Task goal
From the listing below, pick out each line with the word "color".

(Items listed in a dataset)
┌──
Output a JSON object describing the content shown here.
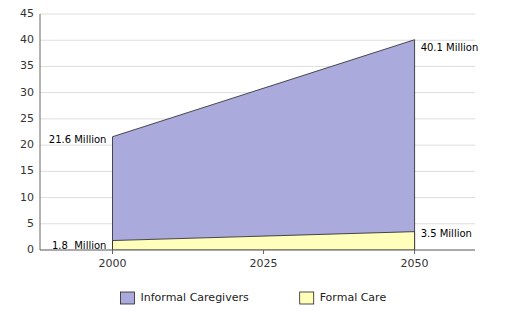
{
  "chart_data": {
    "type": "area",
    "x": [
      2000,
      2050
    ],
    "series": [
      {
        "name": "Informal Caregivers",
        "color": "#aaaadd",
        "values": [
          21.6,
          40.1
        ]
      },
      {
        "name": "Formal Care",
        "color": "#ffffbb",
        "values": [
          1.8,
          3.5
        ]
      }
    ],
    "xlim": [
      1988,
      2060
    ],
    "xticks": [
      2000,
      2025,
      2050
    ],
    "ylim": [
      0,
      45
    ],
    "yticks": [
      0,
      5,
      10,
      15,
      20,
      25,
      30,
      35,
      40,
      45
    ],
    "grid": true,
    "legend": "bottom",
    "annotations": [
      {
        "text": "21.6 Million",
        "x": 1999,
        "y": 21.0
      },
      {
        "text": "1.8  Million",
        "x": 1999,
        "y": 0.8
      },
      {
        "text": "40.1 Million",
        "x": 2051,
        "y": 38.5
      },
      {
        "text": "3.5 Million",
        "x": 2051,
        "y": 3.0
      }
    ]
  }
}
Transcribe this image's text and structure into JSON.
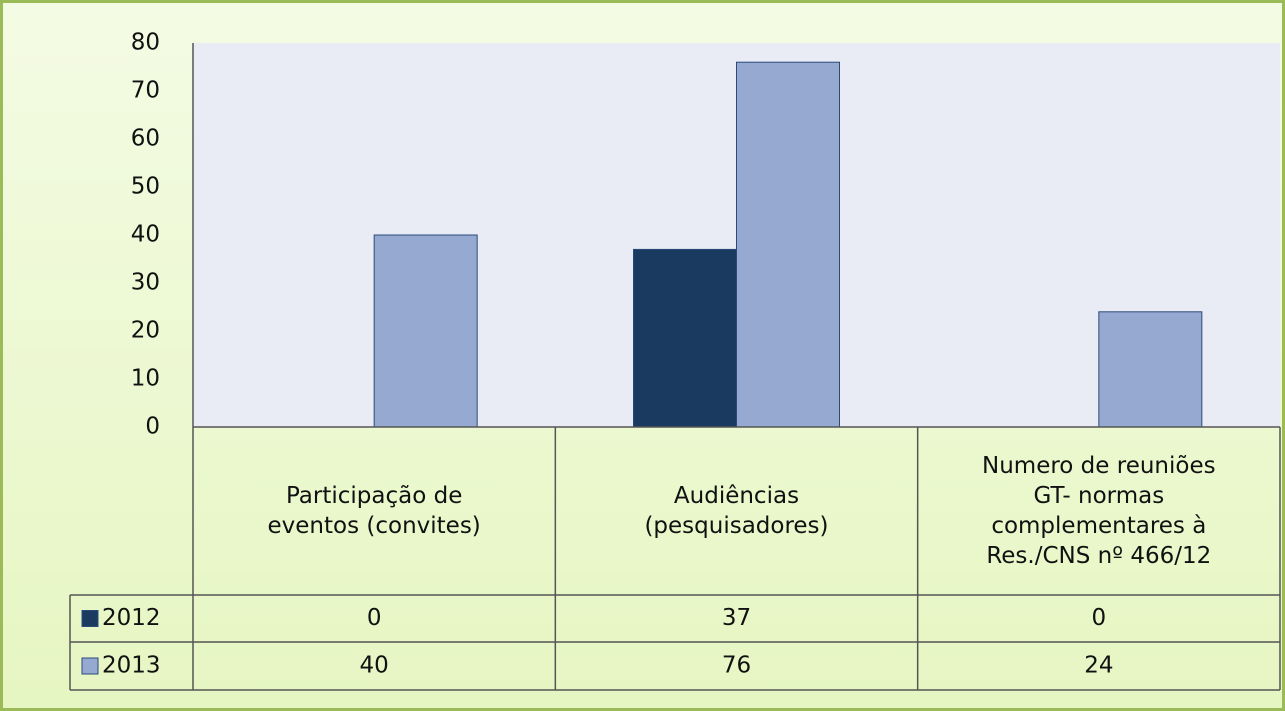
{
  "chart_data": {
    "type": "bar",
    "categories": [
      "Participação de\neventos (convites)",
      "Audiências\n(pesquisadores)",
      "Numero de reuniões\nGT- normas\ncomplementares à\nRes./CNS nº 466/12"
    ],
    "series": [
      {
        "name": "2012",
        "color": "#1b3a5f",
        "values": [
          0,
          37,
          0
        ]
      },
      {
        "name": "2013",
        "color": "#95a9d1",
        "values": [
          40,
          76,
          24
        ]
      }
    ],
    "ylim": [
      0,
      80
    ],
    "yticks": [
      0,
      10,
      20,
      30,
      40,
      50,
      60,
      70,
      80
    ],
    "legend": "table"
  }
}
└──
Answer to this task
        "color": "#aaaadd",
        "color": "#ffffbb",
        "color": "#1b3a5f",
        "color": "#95a9d1",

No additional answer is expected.